Written request>
Find the lines of data that contain the string "name", then list them.

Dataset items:
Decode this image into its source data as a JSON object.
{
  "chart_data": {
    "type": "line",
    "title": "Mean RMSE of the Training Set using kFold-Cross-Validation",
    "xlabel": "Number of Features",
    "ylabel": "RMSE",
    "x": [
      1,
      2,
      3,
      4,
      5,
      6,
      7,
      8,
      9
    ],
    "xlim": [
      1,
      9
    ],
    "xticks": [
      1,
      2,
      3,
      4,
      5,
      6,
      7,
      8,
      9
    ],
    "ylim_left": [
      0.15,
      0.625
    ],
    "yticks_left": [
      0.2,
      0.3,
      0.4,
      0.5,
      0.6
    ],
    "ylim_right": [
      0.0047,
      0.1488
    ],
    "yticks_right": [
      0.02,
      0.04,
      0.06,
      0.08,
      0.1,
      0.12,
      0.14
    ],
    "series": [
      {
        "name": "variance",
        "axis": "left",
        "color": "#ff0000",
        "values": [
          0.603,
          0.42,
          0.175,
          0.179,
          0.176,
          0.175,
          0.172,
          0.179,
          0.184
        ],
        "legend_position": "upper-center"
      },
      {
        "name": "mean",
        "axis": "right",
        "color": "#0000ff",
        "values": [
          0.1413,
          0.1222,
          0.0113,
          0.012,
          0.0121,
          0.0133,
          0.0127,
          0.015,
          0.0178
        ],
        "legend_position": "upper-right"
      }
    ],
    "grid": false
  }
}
---
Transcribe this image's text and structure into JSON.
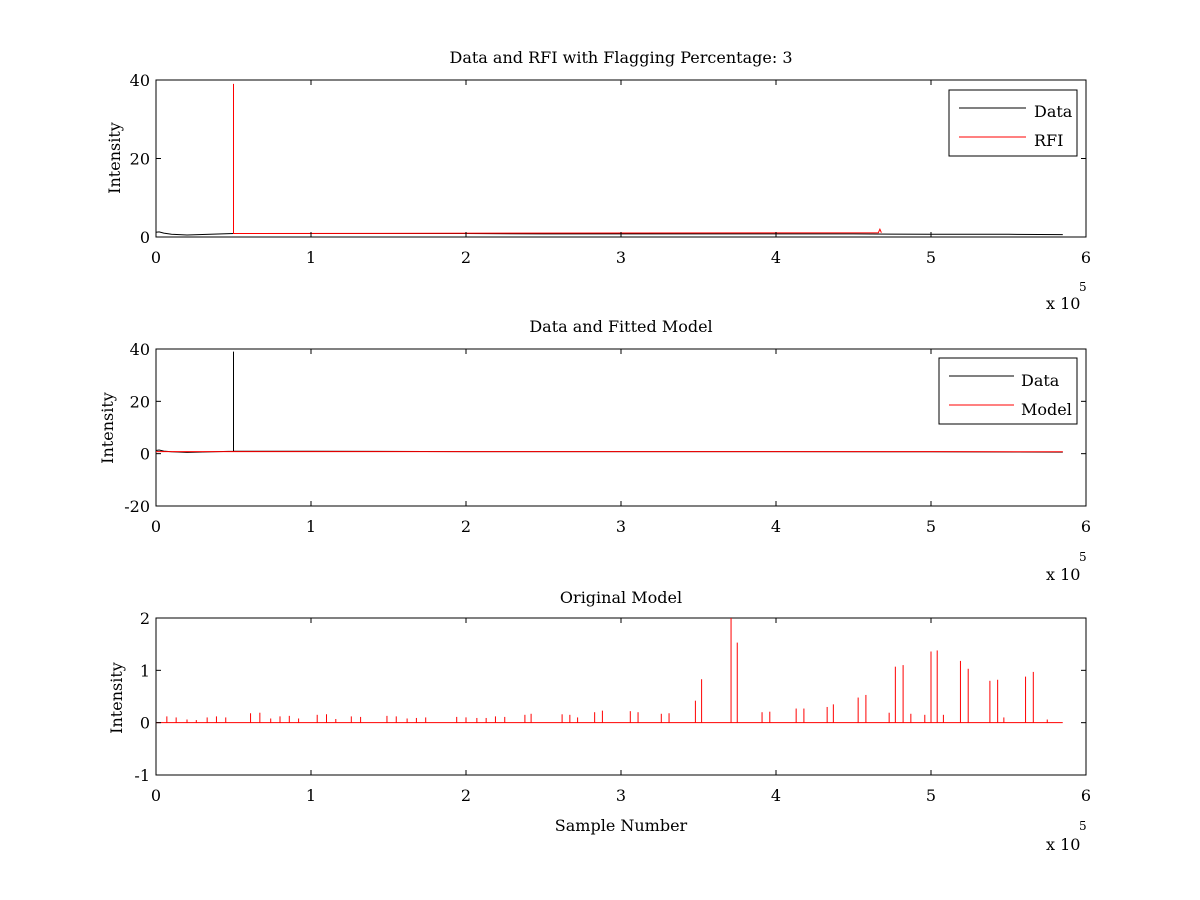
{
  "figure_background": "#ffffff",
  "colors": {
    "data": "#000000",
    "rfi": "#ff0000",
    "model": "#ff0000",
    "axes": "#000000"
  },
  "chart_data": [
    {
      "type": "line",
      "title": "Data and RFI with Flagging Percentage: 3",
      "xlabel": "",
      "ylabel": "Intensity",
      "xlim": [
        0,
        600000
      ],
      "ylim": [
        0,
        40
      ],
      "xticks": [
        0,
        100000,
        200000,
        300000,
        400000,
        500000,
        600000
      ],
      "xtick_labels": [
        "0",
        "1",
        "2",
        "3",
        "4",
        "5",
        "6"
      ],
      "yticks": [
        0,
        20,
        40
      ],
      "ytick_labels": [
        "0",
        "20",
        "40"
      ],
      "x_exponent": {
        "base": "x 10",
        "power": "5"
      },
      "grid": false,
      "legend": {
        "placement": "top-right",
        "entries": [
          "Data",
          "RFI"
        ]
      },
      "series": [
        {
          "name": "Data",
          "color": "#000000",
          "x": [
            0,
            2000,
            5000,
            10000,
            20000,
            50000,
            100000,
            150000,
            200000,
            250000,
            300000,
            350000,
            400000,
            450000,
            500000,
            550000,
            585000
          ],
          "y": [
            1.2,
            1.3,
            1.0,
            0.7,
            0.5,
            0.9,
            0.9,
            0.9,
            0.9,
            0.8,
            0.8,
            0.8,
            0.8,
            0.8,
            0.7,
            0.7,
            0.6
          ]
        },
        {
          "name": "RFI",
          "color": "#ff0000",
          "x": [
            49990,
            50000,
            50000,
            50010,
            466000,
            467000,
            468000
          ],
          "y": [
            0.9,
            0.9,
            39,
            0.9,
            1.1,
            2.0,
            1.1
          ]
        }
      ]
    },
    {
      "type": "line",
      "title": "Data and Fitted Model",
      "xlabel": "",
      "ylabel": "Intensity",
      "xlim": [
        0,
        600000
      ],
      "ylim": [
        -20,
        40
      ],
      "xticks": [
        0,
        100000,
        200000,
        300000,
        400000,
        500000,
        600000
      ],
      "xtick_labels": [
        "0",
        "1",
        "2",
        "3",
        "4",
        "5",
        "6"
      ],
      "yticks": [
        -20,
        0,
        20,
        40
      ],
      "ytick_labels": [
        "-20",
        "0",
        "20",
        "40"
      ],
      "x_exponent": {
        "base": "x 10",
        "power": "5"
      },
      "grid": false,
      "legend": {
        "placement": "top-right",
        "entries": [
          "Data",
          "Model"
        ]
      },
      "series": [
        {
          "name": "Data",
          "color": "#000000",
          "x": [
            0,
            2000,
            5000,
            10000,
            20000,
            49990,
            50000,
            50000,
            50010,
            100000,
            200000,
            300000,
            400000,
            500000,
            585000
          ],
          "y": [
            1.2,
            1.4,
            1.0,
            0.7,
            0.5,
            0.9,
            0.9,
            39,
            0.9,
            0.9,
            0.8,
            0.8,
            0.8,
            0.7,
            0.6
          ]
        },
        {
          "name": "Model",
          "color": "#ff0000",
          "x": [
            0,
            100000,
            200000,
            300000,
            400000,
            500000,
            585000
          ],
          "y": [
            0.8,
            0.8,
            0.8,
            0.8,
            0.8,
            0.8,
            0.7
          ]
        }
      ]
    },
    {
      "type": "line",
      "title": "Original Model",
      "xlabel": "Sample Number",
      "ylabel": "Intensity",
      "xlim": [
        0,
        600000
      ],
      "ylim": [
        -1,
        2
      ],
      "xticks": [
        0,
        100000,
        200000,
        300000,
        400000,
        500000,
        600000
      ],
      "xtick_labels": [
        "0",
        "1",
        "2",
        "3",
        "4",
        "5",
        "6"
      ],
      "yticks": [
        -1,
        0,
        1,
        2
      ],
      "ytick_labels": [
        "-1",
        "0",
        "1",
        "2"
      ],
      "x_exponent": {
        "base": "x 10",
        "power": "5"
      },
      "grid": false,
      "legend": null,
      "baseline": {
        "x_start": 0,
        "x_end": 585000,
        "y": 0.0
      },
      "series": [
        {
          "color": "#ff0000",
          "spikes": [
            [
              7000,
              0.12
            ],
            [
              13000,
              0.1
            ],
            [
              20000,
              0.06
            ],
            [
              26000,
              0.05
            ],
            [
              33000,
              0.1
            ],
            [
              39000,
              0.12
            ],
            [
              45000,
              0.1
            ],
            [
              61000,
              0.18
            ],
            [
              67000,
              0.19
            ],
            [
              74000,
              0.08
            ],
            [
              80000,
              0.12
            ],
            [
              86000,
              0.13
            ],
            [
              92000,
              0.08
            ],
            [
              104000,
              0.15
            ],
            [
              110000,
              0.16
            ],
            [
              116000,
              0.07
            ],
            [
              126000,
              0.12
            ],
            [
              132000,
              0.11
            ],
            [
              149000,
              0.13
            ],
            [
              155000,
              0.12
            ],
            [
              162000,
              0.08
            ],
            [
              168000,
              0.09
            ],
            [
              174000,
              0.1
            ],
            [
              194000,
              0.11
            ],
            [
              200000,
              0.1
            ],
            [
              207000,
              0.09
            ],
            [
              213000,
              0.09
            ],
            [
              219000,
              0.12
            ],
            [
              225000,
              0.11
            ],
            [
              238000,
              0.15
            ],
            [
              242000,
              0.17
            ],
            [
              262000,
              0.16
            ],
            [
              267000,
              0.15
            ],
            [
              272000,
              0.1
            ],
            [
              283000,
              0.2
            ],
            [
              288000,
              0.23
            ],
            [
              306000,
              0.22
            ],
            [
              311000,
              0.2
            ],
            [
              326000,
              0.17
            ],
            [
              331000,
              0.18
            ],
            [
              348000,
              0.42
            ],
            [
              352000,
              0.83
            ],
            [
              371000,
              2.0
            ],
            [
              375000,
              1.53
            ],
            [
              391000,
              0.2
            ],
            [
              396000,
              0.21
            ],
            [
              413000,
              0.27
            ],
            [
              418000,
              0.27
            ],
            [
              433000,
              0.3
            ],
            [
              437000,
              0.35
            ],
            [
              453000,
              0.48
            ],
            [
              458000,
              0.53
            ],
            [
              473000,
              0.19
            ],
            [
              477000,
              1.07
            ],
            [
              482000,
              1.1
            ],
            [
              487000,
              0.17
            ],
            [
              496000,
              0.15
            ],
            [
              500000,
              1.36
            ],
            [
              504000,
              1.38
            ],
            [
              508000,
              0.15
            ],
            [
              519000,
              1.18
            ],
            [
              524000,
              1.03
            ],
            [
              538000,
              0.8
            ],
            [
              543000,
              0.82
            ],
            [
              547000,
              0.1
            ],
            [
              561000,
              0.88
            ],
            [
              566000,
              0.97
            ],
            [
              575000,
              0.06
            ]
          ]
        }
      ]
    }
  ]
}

Solution to this problem>
        "name": "variance",
        "name": "mean",
          "name": "Data",
          "name": "RFI",
          "name": "Data",
          "name": "Model",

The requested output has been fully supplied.